* [Written instruction]
Repeat every record below exactly, but leave out any pictures.

* [Available records]
****
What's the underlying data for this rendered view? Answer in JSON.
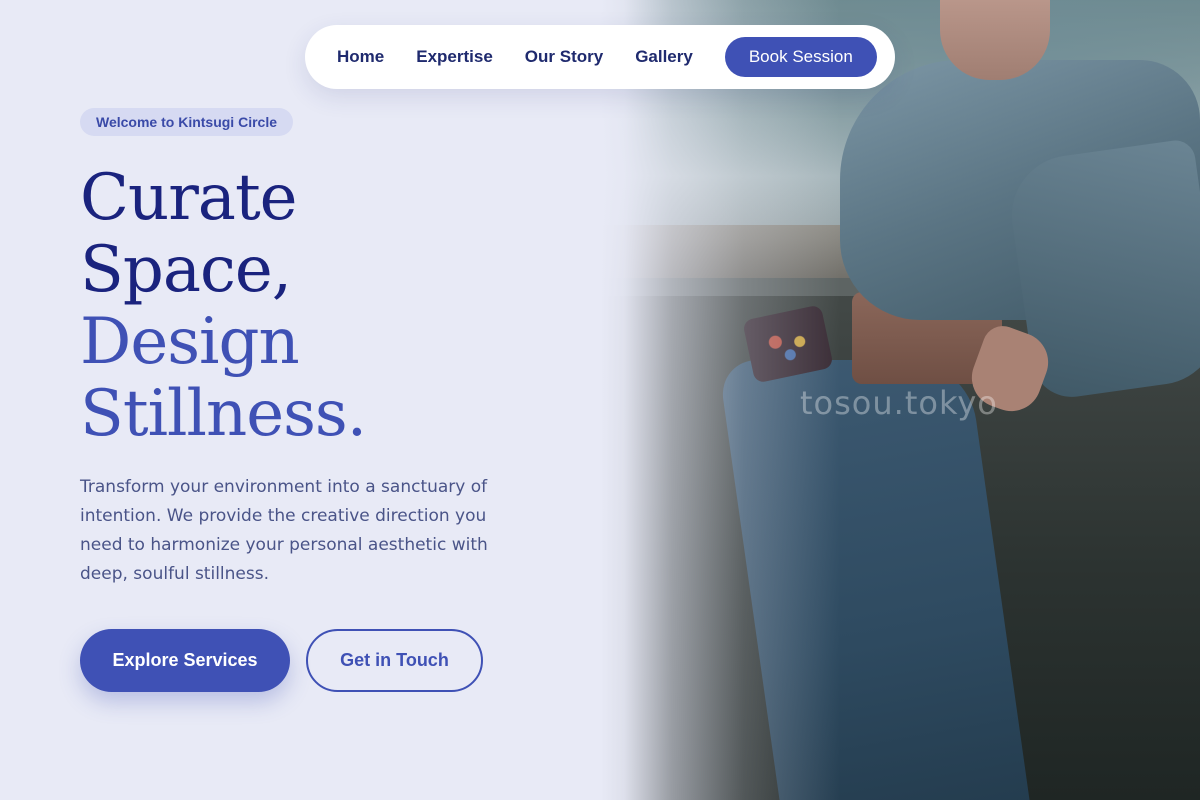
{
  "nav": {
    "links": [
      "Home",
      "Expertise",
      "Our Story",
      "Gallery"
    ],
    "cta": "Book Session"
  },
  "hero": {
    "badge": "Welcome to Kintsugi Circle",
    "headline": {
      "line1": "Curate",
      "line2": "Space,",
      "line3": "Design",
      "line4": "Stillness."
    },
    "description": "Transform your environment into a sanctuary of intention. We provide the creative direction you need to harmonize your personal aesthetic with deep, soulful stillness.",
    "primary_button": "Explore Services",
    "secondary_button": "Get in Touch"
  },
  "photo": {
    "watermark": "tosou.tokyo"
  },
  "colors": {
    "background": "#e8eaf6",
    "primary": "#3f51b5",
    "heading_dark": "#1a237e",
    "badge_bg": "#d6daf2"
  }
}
****
* [Finished exercise]
What's the underlying data for this rendered view? Answer in JSON.
{
  "nav": {
    "links": [
      "Home",
      "Expertise",
      "Our Story",
      "Gallery"
    ],
    "cta": "Book Session"
  },
  "hero": {
    "badge": "Welcome to Kintsugi Circle",
    "headline": {
      "line1": "Curate",
      "line2": "Space,",
      "line3": "Design",
      "line4": "Stillness."
    },
    "description": "Transform your environment into a sanctuary of intention. We provide the creative direction you need to harmonize your personal aesthetic with deep, soulful stillness.",
    "primary_button": "Explore Services",
    "secondary_button": "Get in Touch"
  },
  "photo": {
    "watermark": "tosou.tokyo"
  },
  "colors": {
    "background": "#e8eaf6",
    "primary": "#3f51b5",
    "heading_dark": "#1a237e",
    "badge_bg": "#d6daf2"
  }
}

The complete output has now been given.